**What you need to do**
Please output the lines shown below exactly as they appear.

**Dataset rows**
>>>>

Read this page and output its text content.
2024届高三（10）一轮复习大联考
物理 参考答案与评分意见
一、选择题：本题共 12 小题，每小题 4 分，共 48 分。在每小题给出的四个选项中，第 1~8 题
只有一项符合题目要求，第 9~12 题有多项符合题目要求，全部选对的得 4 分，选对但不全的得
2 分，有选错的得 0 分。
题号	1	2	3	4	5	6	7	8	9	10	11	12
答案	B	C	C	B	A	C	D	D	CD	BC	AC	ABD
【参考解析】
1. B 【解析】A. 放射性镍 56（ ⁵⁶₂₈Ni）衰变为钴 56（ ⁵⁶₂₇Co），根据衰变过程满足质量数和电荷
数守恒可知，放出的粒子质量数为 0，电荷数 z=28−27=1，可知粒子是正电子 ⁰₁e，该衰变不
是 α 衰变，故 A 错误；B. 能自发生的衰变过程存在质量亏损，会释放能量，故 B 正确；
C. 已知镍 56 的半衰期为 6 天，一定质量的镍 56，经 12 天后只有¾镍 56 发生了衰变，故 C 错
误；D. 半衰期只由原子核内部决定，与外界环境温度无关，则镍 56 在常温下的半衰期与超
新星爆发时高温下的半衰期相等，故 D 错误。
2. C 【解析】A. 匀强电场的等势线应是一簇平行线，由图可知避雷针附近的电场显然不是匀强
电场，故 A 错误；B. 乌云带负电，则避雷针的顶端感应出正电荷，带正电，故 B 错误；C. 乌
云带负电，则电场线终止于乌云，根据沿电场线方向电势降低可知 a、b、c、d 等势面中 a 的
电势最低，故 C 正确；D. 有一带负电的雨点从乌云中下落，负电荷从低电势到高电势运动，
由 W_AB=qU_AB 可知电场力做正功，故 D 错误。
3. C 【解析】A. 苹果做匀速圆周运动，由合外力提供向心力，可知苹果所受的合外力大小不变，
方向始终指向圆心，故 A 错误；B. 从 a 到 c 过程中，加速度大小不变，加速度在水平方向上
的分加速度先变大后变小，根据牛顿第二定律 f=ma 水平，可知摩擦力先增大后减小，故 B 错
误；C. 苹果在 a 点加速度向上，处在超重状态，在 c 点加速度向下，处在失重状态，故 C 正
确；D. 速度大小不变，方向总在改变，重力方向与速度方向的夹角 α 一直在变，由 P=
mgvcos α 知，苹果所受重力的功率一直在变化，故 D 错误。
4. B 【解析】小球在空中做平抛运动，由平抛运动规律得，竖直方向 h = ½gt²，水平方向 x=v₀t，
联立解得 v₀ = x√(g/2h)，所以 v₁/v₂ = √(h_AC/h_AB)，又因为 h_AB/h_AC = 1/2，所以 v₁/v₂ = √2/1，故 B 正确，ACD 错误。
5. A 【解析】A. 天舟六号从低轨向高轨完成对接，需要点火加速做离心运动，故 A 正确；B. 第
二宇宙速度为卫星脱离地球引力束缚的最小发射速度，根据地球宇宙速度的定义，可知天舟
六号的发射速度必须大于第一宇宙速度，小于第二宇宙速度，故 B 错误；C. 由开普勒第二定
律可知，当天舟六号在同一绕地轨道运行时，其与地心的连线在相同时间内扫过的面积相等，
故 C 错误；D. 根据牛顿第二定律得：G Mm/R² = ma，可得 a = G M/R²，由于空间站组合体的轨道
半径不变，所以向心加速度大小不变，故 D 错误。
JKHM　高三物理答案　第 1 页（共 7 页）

<<<<

**Solution to this problem**
Read this page and output its text content.
2024届高三（10）一轮复习大联考
物理 参考答案与评分意见
一、选择题：本题共 12 小题，每小题 4 分，共 48 分。在每小题给出的四个选项中，第 1~8 题
只有一项符合题目要求，第 9~12 题有多项符合题目要求，全部选对的得 4 分，选对但不全的得
2 分，有选错的得 0 分。
题号	1	2	3	4	5	6	7	8	9	10	11	12
答案	B	C	C	B	A	C	D	D	CD	BC	AC	ABD
【参考解析】
1. B 【解析】A. 放射性镍 56（ ⁵⁶₂₈Ni）衰变为钴 56（ ⁵⁶₂₇Co），根据衰变过程满足质量数和电荷
数守恒可知，放出的粒子质量数为 0，电荷数 z=28−27=1，可知粒子是正电子 ⁰₁e，该衰变不
是 α 衰变，故 A 错误；B. 能自发生的衰变过程存在质量亏损，会释放能量，故 B 正确；
C. 已知镍 56 的半衰期为 6 天，一定质量的镍 56，经 12 天后只有¾镍 56 发生了衰变，故 C 错
误；D. 半衰期只由原子核内部决定，与外界环境温度无关，则镍 56 在常温下的半衰期与超
新星爆发时高温下的半衰期相等，故 D 错误。
2. C 【解析】A. 匀强电场的等势线应是一簇平行线，由图可知避雷针附近的电场显然不是匀强
电场，故 A 错误；B. 乌云带负电，则避雷针的顶端感应出正电荷，带正电，故 B 错误；C. 乌
云带负电，则电场线终止于乌云，根据沿电场线方向电势降低可知 a、b、c、d 等势面中 a 的
电势最低，故 C 正确；D. 有一带负电的雨点从乌云中下落，负电荷从低电势到高电势运动，
由 W_AB=qU_AB 可知电场力做正功，故 D 错误。
3. C 【解析】A. 苹果做匀速圆周运动，由合外力提供向心力，可知苹果所受的合外力大小不变，
方向始终指向圆心，故 A 错误；B. 从 a 到 c 过程中，加速度大小不变，加速度在水平方向上
的分加速度先变大后变小，根据牛顿第二定律 f=ma 水平，可知摩擦力先增大后减小，故 B 错
误；C. 苹果在 a 点加速度向上，处在超重状态，在 c 点加速度向下，处在失重状态，故 C 正
确；D. 速度大小不变，方向总在改变，重力方向与速度方向的夹角 α 一直在变，由 P=
mgvcos α 知，苹果所受重力的功率一直在变化，故 D 错误。
4. B 【解析】小球在空中做平抛运动，由平抛运动规律得，竖直方向 h = ½gt²，水平方向 x=v₀t，
联立解得 v₀ = x√(g/2h)，所以 v₁/v₂ = √(h_AC/h_AB)，又因为 h_AB/h_AC = 1/2，所以 v₁/v₂ = √2/1，故 B 正确，ACD 错误。
5. A 【解析】A. 天舟六号从低轨向高轨完成对接，需要点火加速做离心运动，故 A 正确；B. 第
二宇宙速度为卫星脱离地球引力束缚的最小发射速度，根据地球宇宙速度的定义，可知天舟
六号的发射速度必须大于第一宇宙速度，小于第二宇宙速度，故 B 错误；C. 由开普勒第二定
律可知，当天舟六号在同一绕地轨道运行时，其与地心的连线在相同时间内扫过的面积相等，
故 C 错误；D. 根据牛顿第二定律得：G Mm/R² = ma，可得 a = G M/R²，由于空间站组合体的轨道
半径不变，所以向心加速度大小不变，故 D 错误。
JKHM　高三物理答案　第 1 页（共 7 页）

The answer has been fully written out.